» GOAL: Lay out each line of the material below as a numbered list, omitting blank lines.

Layout records:
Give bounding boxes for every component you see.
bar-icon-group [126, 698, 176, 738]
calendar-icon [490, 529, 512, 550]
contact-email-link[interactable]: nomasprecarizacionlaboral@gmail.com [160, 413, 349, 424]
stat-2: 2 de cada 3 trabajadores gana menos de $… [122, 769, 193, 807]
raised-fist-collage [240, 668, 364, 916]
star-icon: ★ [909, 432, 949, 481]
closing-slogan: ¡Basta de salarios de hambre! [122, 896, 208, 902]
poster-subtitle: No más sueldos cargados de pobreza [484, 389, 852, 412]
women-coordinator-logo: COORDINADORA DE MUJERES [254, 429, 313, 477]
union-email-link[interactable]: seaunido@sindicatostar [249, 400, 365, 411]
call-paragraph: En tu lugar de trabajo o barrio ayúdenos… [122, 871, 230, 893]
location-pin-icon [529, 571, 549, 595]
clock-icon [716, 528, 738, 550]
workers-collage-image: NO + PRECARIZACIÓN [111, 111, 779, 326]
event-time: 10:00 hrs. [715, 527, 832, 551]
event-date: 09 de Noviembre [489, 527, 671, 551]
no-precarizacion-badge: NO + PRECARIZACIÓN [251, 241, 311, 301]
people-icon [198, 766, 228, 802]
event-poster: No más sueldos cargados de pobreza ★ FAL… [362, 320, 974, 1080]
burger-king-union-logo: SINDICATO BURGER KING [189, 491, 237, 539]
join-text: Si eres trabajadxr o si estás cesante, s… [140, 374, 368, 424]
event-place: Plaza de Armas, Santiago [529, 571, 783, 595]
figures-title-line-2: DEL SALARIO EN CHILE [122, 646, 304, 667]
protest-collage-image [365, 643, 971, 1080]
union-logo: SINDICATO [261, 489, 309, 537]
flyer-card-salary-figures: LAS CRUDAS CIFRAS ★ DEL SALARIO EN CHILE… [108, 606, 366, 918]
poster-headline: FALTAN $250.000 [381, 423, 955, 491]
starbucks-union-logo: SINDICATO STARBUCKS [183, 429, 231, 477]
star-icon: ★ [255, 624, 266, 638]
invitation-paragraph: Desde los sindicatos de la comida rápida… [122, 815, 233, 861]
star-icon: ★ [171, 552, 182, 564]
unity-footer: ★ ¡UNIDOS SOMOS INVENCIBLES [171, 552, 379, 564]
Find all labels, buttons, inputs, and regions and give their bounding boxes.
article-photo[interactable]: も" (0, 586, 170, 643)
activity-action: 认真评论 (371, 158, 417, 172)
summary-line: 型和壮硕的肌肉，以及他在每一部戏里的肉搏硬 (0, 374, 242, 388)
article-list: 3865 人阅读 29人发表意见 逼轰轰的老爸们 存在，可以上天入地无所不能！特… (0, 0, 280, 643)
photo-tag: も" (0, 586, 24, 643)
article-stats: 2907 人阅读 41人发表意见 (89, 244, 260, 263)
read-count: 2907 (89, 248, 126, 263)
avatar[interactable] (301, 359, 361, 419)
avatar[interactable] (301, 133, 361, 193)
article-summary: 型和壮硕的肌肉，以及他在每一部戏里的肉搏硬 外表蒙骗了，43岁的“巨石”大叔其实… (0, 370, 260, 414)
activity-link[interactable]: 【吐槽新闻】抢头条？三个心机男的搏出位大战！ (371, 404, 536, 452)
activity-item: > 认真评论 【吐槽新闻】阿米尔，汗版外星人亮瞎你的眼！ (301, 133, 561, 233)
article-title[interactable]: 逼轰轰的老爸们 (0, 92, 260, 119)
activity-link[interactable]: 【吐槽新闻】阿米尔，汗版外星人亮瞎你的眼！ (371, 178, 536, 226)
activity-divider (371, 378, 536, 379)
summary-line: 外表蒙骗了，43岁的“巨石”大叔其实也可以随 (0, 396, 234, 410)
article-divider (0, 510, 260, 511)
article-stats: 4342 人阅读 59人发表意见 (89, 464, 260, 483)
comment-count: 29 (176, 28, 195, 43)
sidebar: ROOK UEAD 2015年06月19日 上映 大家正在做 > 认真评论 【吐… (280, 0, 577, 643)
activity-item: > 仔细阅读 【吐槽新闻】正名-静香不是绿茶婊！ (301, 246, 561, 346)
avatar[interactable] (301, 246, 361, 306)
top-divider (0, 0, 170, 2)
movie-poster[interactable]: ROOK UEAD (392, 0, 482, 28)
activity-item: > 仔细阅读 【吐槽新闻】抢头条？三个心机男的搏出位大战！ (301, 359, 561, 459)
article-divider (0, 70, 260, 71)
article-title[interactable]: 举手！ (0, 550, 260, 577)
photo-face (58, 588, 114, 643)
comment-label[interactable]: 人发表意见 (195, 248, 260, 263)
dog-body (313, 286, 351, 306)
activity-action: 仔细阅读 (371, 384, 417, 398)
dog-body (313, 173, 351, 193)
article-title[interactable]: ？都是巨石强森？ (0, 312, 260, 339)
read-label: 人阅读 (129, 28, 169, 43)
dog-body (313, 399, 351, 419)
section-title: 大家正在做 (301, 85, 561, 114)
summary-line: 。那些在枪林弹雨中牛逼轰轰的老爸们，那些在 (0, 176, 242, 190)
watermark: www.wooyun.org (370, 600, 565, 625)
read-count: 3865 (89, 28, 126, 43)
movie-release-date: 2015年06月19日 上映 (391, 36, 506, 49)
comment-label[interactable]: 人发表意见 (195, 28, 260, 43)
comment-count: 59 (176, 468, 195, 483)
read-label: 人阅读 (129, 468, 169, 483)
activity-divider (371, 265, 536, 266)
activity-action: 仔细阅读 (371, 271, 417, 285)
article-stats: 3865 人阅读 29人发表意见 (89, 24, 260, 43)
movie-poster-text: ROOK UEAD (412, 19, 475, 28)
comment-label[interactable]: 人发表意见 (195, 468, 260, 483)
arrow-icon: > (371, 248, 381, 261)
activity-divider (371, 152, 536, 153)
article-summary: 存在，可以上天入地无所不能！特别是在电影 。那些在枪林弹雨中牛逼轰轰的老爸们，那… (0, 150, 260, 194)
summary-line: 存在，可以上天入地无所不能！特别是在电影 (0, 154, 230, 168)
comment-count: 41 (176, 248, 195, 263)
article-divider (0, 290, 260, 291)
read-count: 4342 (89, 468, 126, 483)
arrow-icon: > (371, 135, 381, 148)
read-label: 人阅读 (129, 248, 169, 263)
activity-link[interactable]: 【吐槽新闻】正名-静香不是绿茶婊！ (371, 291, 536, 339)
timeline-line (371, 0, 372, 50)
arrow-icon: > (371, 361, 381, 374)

» THE REPLY:
1. Give bounding boxes for every component you see.
2. bar-icon-group [126, 698, 176, 738]
3. calendar-icon [490, 529, 512, 550]
4. contact-email-link[interactable]: nomasprecarizacionlaboral@gmail.com [160, 413, 349, 424]
5. stat-2: 2 de cada 3 trabajadores gana menos de $… [122, 769, 193, 807]
6. raised-fist-collage [240, 668, 364, 916]
7. star-icon: ★ [909, 432, 949, 481]
8. closing-slogan: ¡Basta de salarios de hambre! [122, 896, 208, 902]
9. poster-subtitle: No más sueldos cargados de pobreza [484, 389, 852, 412]
10. women-coordinator-logo: COORDINADORA DE MUJERES [254, 429, 313, 477]
11. union-email-link[interactable]: seaunido@sindicatostar [249, 400, 365, 411]
12. call-paragraph: En tu lugar de trabajo o barrio ayúdenos… [122, 871, 230, 893]
13. location-pin-icon [529, 571, 549, 595]
14. clock-icon [716, 528, 738, 550]
15. workers-collage-image: NO + PRECARIZACIÓN [111, 111, 779, 326]
16. event-time: 10:00 hrs. [715, 527, 832, 551]
17. event-date: 09 de Noviembre [489, 527, 671, 551]
18. no-precarizacion-badge: NO + PRECARIZACIÓN [251, 241, 311, 301]
19. people-icon [198, 766, 228, 802]
20. event-poster: No más sueldos cargados de pobreza ★ FAL… [362, 320, 974, 1080]
21. burger-king-union-logo: SINDICATO BURGER KING [189, 491, 237, 539]
22. join-text: Si eres trabajadxr o si estás cesante, s… [140, 374, 368, 424]
23. event-place: Plaza de Armas, Santiago [529, 571, 783, 595]
24. figures-title-line-2: DEL SALARIO EN CHILE [122, 646, 304, 667]
25. protest-collage-image [365, 643, 971, 1080]
26. union-logo: SINDICATO [261, 489, 309, 537]
27. flyer-card-salary-figures: LAS CRUDAS CIFRAS ★ DEL SALARIO EN CHILE… [108, 606, 366, 918]
28. poster-headline: FALTAN $250.000 [381, 423, 955, 491]
29. starbucks-union-logo: SINDICATO STARBUCKS [183, 429, 231, 477]
30. star-icon: ★ [255, 624, 266, 638]
31. invitation-paragraph: Desde los sindicatos de la comida rápida… [122, 815, 233, 861]
32. star-icon: ★ [171, 552, 182, 564]
33. unity-footer: ★ ¡UNIDOS SOMOS INVENCIBLES [171, 552, 379, 564]
34. Find all labels, buttons, inputs, and regions and give their bounding boxes.
35. article-photo[interactable]: も" (0, 586, 170, 643)
36. activity-action: 认真评论 (371, 158, 417, 172)
37. summary-line: 型和壮硕的肌肉，以及他在每一部戏里的肉搏硬 (0, 374, 242, 388)
38. article-list: 3865 人阅读 29人发表意见 逼轰轰的老爸们 存在，可以上天入地无所不能！特… (0, 0, 280, 643)
39. photo-tag: も" (0, 586, 24, 643)
40. article-stats: 2907 人阅读 41人发表意见 (89, 244, 260, 263)
41. read-count: 2907 (89, 248, 126, 263)
42. avatar[interactable] (301, 359, 361, 419)
43. avatar[interactable] (301, 133, 361, 193)
44. article-summary: 型和壮硕的肌肉，以及他在每一部戏里的肉搏硬 外表蒙骗了，43岁的“巨石”大叔其实… (0, 370, 260, 414)
45. activity-link[interactable]: 【吐槽新闻】抢头条？三个心机男的搏出位大战！ (371, 404, 536, 452)
46. activity-item: > 认真评论 【吐槽新闻】阿米尔，汗版外星人亮瞎你的眼！ (301, 133, 561, 233)
47. article-title[interactable]: 逼轰轰的老爸们 (0, 92, 260, 119)
48. activity-link[interactable]: 【吐槽新闻】阿米尔，汗版外星人亮瞎你的眼！ (371, 178, 536, 226)
49. activity-divider (371, 378, 536, 379)
50. summary-line: 外表蒙骗了，43岁的“巨石”大叔其实也可以随 (0, 396, 234, 410)
51. article-divider (0, 510, 260, 511)
52. article-stats: 4342 人阅读 59人发表意见 (89, 464, 260, 483)
53. comment-count: 29 (176, 28, 195, 43)
54. sidebar: ROOK UEAD 2015年06月19日 上映 大家正在做 > 认真评论 【吐… (280, 0, 577, 643)
55. activity-item: > 仔细阅读 【吐槽新闻】正名-静香不是绿茶婊！ (301, 246, 561, 346)
56. avatar[interactable] (301, 246, 361, 306)
57. top-divider (0, 0, 170, 2)
58. movie-poster[interactable]: ROOK UEAD (392, 0, 482, 28)
59. activity-item: > 仔细阅读 【吐槽新闻】抢头条？三个心机男的搏出位大战！ (301, 359, 561, 459)
60. article-divider (0, 70, 260, 71)
61. article-title[interactable]: 举手！ (0, 550, 260, 577)
62. photo-face (58, 588, 114, 643)
63. comment-label[interactable]: 人发表意见 (195, 248, 260, 263)
64. dog-body (313, 286, 351, 306)
65. activity-action: 仔细阅读 (371, 384, 417, 398)
66. dog-body (313, 173, 351, 193)
67. article-title[interactable]: ？都是巨石强森？ (0, 312, 260, 339)
68. read-label: 人阅读 (129, 28, 169, 43)
69. dog-body (313, 399, 351, 419)
70. section-title: 大家正在做 (301, 85, 561, 114)
71. summary-line: 。那些在枪林弹雨中牛逼轰轰的老爸们，那些在 (0, 176, 242, 190)
72. watermark: www.wooyun.org (370, 600, 565, 625)
73. read-count: 3865 (89, 28, 126, 43)
74. movie-release-date: 2015年06月19日 上映 (391, 36, 506, 49)
75. comment-label[interactable]: 人发表意见 (195, 28, 260, 43)
76. comment-count: 59 (176, 468, 195, 483)
77. read-label: 人阅读 (129, 468, 169, 483)
78. activity-divider (371, 265, 536, 266)
79. activity-action: 仔细阅读 (371, 271, 417, 285)
80. article-stats: 3865 人阅读 29人发表意见 (89, 24, 260, 43)
81. movie-poster-text: ROOK UEAD (412, 19, 475, 28)
82. comment-label[interactable]: 人发表意见 (195, 468, 260, 483)
83. arrow-icon: > (371, 248, 381, 261)
84. activity-divider (371, 152, 536, 153)
85. article-summary: 存在，可以上天入地无所不能！特别是在电影 。那些在枪林弹雨中牛逼轰轰的老爸们，那… (0, 150, 260, 194)
86. summary-line: 存在，可以上天入地无所不能！特别是在电影 (0, 154, 230, 168)
87. comment-count: 41 (176, 248, 195, 263)
88. article-divider (0, 290, 260, 291)
89. read-count: 4342 (89, 468, 126, 483)
90. arrow-icon: > (371, 135, 381, 148)
91. read-label: 人阅读 (129, 248, 169, 263)
92. activity-link[interactable]: 【吐槽新闻】正名-静香不是绿茶婊！ (371, 291, 536, 339)
93. timeline-line (371, 0, 372, 50)
94. arrow-icon: > (371, 361, 381, 374)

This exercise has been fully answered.